**Task:**
Make an exact copy of the listing below.

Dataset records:
== == ==

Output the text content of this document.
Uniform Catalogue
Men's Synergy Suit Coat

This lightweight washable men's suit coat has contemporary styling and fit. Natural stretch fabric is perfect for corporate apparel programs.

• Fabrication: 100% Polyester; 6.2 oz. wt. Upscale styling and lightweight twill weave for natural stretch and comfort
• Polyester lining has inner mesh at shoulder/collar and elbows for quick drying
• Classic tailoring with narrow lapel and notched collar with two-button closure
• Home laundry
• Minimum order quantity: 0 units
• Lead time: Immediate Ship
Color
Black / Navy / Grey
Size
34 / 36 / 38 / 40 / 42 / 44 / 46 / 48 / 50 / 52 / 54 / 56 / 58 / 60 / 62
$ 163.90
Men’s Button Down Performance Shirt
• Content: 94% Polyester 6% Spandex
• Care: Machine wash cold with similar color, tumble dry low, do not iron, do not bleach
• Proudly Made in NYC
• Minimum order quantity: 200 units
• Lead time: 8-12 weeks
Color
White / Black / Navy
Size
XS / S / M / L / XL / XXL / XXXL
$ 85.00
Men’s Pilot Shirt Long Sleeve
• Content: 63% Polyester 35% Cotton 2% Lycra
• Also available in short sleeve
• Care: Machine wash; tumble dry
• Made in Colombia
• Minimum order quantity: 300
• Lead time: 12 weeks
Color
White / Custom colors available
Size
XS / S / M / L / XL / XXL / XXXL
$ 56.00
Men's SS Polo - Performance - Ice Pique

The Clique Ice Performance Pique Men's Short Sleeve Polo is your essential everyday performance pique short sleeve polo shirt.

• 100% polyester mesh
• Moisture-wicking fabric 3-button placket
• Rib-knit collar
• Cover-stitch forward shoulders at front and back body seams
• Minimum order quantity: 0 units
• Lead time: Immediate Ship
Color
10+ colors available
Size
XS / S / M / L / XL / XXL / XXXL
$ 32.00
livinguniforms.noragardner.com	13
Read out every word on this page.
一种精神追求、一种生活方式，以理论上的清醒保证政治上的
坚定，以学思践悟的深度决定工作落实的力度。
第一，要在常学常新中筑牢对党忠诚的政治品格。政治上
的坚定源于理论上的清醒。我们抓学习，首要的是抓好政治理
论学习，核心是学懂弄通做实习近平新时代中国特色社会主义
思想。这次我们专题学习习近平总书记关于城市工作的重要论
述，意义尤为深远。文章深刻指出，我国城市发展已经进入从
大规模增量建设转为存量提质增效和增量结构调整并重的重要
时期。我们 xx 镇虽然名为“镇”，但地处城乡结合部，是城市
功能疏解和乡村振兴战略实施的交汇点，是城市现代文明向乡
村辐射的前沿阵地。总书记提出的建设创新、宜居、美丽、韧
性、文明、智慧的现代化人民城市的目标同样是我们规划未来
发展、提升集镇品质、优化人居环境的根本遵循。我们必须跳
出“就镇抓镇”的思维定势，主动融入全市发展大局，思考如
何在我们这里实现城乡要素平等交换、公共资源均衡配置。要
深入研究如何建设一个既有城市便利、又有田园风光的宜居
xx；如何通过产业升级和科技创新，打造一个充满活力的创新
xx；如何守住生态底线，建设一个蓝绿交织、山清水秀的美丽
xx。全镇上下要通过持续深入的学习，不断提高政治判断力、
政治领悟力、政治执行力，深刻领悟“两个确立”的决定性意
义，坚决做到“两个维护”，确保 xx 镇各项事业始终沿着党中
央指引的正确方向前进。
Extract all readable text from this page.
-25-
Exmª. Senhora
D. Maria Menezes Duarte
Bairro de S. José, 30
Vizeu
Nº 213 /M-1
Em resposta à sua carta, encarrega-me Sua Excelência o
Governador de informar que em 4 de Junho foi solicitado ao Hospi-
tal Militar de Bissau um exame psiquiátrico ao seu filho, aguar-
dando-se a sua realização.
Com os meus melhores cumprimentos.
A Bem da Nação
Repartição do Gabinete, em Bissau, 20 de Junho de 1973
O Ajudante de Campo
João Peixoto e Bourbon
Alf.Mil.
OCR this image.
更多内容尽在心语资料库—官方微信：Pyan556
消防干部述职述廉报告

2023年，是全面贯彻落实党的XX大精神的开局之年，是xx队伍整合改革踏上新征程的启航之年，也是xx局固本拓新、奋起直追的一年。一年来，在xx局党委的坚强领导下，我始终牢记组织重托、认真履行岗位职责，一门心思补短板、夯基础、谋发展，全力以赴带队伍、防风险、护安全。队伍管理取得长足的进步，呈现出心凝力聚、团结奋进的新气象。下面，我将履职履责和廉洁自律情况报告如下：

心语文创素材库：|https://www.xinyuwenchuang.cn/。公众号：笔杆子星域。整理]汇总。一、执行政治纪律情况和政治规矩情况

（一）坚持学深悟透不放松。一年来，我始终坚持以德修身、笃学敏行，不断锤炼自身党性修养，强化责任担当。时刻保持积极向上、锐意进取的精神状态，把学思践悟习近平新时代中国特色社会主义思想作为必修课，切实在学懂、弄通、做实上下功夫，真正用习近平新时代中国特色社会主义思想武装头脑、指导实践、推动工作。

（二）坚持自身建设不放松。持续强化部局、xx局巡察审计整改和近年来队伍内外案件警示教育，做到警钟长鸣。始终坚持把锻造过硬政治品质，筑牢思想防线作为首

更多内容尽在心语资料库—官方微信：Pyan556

== == ==

**Response to this task:**
Output the text content of this document.
Uniform Catalogue
Men's Synergy Suit Coat

This lightweight washable men's suit coat has contemporary styling and fit. Natural stretch fabric is perfect for corporate apparel programs.

• Fabrication: 100% Polyester; 6.2 oz. wt. Upscale styling and lightweight twill weave for natural stretch and comfort
• Polyester lining has inner mesh at shoulder/collar and elbows for quick drying
• Classic tailoring with narrow lapel and notched collar with two-button closure
• Home laundry
• Minimum order quantity: 0 units
• Lead time: Immediate Ship
Color
Black / Navy / Grey
Size
34 / 36 / 38 / 40 / 42 / 44 / 46 / 48 / 50 / 52 / 54 / 56 / 58 / 60 / 62
$ 163.90
Men’s Button Down Performance Shirt
• Content: 94% Polyester 6% Spandex
• Care: Machine wash cold with similar color, tumble dry low, do not iron, do not bleach
• Proudly Made in NYC
• Minimum order quantity: 200 units
• Lead time: 8-12 weeks
Color
White / Black / Navy
Size
XS / S / M / L / XL / XXL / XXXL
$ 85.00
Men’s Pilot Shirt Long Sleeve
• Content: 63% Polyester 35% Cotton 2% Lycra
• Also available in short sleeve
• Care: Machine wash; tumble dry
• Made in Colombia
• Minimum order quantity: 300
• Lead time: 12 weeks
Color
White / Custom colors available
Size
XS / S / M / L / XL / XXL / XXXL
$ 56.00
Men's SS Polo - Performance - Ice Pique

The Clique Ice Performance Pique Men's Short Sleeve Polo is your essential everyday performance pique short sleeve polo shirt.

• 100% polyester mesh
• Moisture-wicking fabric 3-button placket
• Rib-knit collar
• Cover-stitch forward shoulders at front and back body seams
• Minimum order quantity: 0 units
• Lead time: Immediate Ship
Color
10+ colors available
Size
XS / S / M / L / XL / XXL / XXXL
$ 32.00
livinguniforms.noragardner.com	13
Read out every word on this page.
一种精神追求、一种生活方式，以理论上的清醒保证政治上的
坚定，以学思践悟的深度决定工作落实的力度。
第一，要在常学常新中筑牢对党忠诚的政治品格。政治上
的坚定源于理论上的清醒。我们抓学习，首要的是抓好政治理
论学习，核心是学懂弄通做实习近平新时代中国特色社会主义
思想。这次我们专题学习习近平总书记关于城市工作的重要论
述，意义尤为深远。文章深刻指出，我国城市发展已经进入从
大规模增量建设转为存量提质增效和增量结构调整并重的重要
时期。我们 xx 镇虽然名为“镇”，但地处城乡结合部，是城市
功能疏解和乡村振兴战略实施的交汇点，是城市现代文明向乡
村辐射的前沿阵地。总书记提出的建设创新、宜居、美丽、韧
性、文明、智慧的现代化人民城市的目标同样是我们规划未来
发展、提升集镇品质、优化人居环境的根本遵循。我们必须跳
出“就镇抓镇”的思维定势，主动融入全市发展大局，思考如
何在我们这里实现城乡要素平等交换、公共资源均衡配置。要
深入研究如何建设一个既有城市便利、又有田园风光的宜居
xx；如何通过产业升级和科技创新，打造一个充满活力的创新
xx；如何守住生态底线，建设一个蓝绿交织、山清水秀的美丽
xx。全镇上下要通过持续深入的学习，不断提高政治判断力、
政治领悟力、政治执行力，深刻领悟“两个确立”的决定性意
义，坚决做到“两个维护”，确保 xx 镇各项事业始终沿着党中
央指引的正确方向前进。
Extract all readable text from this page.
-25-
Exmª. Senhora
D. Maria Menezes Duarte
Bairro de S. José, 30
Vizeu
Nº 213 /M-1
Em resposta à sua carta, encarrega-me Sua Excelência o
Governador de informar que em 4 de Junho foi solicitado ao Hospi-
tal Militar de Bissau um exame psiquiátrico ao seu filho, aguar-
dando-se a sua realização.
Com os meus melhores cumprimentos.
A Bem da Nação
Repartição do Gabinete, em Bissau, 20 de Junho de 1973
O Ajudante de Campo
João Peixoto e Bourbon
Alf.Mil.
OCR this image.
更多内容尽在心语资料库—官方微信：Pyan556
消防干部述职述廉报告

2023年，是全面贯彻落实党的XX大精神的开局之年，是xx队伍整合改革踏上新征程的启航之年，也是xx局固本拓新、奋起直追的一年。一年来，在xx局党委的坚强领导下，我始终牢记组织重托、认真履行岗位职责，一门心思补短板、夯基础、谋发展，全力以赴带队伍、防风险、护安全。队伍管理取得长足的进步，呈现出心凝力聚、团结奋进的新气象。下面，我将履职履责和廉洁自律情况报告如下：

心语文创素材库：|https://www.xinyuwenchuang.cn/。公众号：笔杆子星域。整理]汇总。一、执行政治纪律情况和政治规矩情况

（一）坚持学深悟透不放松。一年来，我始终坚持以德修身、笃学敏行，不断锤炼自身党性修养，强化责任担当。时刻保持积极向上、锐意进取的精神状态，把学思践悟习近平新时代中国特色社会主义思想作为必修课，切实在学懂、弄通、做实上下功夫，真正用习近平新时代中国特色社会主义思想武装头脑、指导实践、推动工作。

（二）坚持自身建设不放松。持续强化部局、xx局巡察审计整改和近年来队伍内外案件警示教育，做到警钟长鸣。始终坚持把锻造过硬政治品质，筑牢思想防线作为首

更多内容尽在心语资料库—官方微信：Pyan556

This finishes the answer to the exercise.